● Exercise description: For each line below that includes the word "Billion", make a copy.

● Data provided:
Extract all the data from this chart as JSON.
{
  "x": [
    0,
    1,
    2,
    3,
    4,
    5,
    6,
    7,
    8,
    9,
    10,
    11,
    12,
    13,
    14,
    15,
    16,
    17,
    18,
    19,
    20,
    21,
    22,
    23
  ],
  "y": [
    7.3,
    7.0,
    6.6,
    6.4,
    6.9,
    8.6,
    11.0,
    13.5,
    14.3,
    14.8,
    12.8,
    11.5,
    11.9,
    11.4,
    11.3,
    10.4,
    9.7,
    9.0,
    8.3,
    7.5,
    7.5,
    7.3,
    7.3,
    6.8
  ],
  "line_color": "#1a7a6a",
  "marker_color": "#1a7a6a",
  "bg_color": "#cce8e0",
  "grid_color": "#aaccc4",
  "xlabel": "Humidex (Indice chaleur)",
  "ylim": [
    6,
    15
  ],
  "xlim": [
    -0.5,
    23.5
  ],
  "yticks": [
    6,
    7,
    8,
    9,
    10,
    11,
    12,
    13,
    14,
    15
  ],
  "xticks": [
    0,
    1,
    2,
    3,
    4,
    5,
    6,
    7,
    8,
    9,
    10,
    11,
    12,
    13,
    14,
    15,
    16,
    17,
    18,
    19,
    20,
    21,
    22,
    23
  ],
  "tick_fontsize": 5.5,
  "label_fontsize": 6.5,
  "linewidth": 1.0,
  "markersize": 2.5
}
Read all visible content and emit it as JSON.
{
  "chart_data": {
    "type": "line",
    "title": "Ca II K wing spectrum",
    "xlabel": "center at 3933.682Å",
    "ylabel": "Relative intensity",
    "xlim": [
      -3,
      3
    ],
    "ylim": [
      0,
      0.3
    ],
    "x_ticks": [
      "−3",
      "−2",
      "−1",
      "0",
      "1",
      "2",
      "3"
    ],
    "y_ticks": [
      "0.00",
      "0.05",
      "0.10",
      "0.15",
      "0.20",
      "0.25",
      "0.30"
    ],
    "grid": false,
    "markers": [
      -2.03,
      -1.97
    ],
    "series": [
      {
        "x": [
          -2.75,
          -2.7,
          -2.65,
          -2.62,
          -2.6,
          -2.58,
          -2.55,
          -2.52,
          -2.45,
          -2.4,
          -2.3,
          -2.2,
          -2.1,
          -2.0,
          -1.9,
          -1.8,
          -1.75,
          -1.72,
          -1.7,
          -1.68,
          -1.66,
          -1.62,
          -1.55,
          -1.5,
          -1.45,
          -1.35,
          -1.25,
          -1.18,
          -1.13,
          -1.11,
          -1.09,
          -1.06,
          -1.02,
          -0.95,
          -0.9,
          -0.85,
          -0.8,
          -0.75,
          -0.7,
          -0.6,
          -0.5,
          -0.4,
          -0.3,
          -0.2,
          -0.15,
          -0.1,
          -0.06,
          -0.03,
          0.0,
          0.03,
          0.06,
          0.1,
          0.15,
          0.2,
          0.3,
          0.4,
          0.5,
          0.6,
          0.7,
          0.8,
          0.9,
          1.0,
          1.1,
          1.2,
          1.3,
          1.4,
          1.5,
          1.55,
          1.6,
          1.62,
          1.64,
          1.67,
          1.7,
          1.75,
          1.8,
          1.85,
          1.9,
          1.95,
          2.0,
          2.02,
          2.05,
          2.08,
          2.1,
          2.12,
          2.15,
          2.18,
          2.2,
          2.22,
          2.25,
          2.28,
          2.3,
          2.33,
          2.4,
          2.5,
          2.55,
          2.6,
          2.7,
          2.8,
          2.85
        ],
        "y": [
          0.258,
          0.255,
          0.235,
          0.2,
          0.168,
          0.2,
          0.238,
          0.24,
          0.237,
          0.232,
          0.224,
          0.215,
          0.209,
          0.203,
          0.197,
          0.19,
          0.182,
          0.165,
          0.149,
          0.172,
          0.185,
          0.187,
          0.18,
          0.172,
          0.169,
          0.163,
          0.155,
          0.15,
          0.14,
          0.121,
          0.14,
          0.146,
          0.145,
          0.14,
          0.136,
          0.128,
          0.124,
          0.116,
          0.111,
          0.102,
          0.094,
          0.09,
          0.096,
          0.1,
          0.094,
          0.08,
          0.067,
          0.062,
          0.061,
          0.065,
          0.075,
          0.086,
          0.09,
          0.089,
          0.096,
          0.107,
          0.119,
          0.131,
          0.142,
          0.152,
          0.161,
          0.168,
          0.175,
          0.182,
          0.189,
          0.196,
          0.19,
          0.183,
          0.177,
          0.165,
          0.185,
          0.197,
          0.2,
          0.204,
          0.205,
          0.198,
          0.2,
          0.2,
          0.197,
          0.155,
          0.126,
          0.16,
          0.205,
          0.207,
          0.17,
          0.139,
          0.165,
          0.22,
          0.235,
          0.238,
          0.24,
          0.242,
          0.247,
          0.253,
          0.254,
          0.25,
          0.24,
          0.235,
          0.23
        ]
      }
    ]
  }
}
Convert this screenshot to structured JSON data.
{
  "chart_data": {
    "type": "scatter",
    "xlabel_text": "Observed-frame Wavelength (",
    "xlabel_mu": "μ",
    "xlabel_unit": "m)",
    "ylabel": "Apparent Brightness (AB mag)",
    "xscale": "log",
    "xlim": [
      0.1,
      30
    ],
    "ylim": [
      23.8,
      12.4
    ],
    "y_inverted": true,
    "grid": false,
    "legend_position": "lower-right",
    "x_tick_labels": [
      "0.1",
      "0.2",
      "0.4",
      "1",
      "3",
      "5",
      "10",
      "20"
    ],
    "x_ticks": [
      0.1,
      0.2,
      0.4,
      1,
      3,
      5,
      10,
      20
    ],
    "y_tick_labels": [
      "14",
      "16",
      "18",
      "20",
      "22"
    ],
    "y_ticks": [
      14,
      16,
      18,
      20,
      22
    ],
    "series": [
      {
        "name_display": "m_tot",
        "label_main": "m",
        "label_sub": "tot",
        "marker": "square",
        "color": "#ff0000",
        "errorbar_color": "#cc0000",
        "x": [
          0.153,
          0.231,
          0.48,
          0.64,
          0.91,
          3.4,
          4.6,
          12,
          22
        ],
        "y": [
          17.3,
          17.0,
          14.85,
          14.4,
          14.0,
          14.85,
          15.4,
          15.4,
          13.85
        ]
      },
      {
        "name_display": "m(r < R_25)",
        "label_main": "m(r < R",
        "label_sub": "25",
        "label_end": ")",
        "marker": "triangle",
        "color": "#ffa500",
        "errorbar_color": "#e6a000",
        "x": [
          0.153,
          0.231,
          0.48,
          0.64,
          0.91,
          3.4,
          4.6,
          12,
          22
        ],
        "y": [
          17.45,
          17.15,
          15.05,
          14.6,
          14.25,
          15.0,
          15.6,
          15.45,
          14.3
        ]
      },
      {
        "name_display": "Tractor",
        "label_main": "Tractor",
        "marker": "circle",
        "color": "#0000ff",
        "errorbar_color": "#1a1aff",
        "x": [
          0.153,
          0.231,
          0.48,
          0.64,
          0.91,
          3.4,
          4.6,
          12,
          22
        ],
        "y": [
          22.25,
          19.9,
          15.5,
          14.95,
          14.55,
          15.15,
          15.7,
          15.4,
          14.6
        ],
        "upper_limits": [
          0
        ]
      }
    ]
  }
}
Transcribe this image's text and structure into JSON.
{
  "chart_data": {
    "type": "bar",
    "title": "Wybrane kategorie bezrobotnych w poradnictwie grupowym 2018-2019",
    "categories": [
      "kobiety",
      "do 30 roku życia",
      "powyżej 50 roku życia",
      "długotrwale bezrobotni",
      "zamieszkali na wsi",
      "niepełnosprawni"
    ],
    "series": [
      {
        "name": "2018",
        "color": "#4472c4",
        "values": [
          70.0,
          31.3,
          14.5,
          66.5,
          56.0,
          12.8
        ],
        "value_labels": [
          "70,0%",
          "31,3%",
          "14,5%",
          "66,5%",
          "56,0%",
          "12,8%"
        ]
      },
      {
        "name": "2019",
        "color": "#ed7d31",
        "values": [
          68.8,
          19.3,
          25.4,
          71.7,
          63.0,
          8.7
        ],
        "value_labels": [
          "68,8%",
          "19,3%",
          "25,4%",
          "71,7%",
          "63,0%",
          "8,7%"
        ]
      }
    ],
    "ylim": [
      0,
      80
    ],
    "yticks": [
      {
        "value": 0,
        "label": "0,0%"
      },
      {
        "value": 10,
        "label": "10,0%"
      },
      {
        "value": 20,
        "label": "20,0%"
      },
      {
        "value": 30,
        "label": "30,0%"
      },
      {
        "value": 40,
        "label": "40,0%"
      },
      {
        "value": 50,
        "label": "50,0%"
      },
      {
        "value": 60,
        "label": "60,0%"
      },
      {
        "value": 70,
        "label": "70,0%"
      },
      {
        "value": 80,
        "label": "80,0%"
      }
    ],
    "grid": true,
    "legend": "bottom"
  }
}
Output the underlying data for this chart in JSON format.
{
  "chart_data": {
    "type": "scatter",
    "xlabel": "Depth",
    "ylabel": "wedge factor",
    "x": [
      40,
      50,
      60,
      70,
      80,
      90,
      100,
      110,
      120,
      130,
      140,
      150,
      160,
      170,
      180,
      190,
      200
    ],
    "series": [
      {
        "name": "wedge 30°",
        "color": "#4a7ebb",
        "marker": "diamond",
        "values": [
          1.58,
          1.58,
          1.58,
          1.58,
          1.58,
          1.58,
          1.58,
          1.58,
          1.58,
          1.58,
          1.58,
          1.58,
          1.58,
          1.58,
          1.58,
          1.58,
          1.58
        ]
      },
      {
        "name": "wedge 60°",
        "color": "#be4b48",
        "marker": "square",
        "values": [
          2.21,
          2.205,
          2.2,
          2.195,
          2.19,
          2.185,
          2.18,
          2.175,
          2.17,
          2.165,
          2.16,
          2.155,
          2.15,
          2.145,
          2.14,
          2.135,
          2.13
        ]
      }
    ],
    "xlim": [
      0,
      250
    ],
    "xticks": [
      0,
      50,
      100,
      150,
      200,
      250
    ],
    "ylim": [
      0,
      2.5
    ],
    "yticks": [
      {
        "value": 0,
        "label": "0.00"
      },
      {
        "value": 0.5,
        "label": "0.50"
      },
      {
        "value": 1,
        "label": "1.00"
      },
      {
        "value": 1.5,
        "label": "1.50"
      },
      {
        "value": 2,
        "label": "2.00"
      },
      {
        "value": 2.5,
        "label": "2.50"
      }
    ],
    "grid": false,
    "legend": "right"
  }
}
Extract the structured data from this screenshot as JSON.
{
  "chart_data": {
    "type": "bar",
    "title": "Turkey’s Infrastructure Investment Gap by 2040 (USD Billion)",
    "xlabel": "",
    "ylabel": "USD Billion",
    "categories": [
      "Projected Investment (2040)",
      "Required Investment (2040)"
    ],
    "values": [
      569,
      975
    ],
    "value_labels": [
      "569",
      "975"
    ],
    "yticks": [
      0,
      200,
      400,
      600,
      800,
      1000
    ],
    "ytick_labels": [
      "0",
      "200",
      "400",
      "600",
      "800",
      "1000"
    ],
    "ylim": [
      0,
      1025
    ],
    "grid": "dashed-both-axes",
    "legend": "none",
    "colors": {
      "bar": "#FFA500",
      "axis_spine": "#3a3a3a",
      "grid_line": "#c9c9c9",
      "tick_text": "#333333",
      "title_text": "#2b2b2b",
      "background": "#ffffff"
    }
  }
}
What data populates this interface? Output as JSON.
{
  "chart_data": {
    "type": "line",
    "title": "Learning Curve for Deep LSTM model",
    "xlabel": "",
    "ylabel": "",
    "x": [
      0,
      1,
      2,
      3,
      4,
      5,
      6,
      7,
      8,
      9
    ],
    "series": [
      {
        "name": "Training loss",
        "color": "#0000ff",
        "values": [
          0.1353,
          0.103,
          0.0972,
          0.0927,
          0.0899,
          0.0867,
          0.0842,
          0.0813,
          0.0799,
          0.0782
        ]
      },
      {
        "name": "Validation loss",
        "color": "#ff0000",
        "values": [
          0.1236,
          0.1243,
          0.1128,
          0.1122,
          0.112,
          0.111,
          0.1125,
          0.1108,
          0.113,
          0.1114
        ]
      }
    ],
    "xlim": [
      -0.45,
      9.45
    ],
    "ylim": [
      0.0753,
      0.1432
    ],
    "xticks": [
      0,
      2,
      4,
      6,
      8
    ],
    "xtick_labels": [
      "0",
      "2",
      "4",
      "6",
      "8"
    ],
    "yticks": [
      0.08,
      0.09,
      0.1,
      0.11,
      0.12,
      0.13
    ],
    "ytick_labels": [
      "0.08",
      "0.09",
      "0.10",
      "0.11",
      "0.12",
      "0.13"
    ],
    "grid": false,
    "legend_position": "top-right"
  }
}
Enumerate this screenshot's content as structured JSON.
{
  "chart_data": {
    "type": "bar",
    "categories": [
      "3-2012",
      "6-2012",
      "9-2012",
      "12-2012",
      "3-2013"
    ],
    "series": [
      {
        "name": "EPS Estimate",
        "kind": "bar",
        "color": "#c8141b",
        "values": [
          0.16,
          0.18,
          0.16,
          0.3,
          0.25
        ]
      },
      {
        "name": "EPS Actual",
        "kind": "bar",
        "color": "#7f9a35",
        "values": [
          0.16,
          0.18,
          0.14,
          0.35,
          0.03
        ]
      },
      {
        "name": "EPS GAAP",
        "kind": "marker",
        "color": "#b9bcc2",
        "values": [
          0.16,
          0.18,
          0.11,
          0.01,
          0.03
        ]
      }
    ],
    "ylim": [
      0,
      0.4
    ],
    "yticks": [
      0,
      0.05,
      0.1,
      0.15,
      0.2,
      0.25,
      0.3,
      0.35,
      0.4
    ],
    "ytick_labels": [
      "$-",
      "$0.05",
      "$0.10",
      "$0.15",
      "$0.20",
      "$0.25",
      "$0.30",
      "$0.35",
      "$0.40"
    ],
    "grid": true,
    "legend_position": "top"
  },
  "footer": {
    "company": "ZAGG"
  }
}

● Reply to the exercise:
    "title": "Turkey’s Infrastructure Investment Gap by 2040 (USD Billion)",
    "ylabel": "USD Billion",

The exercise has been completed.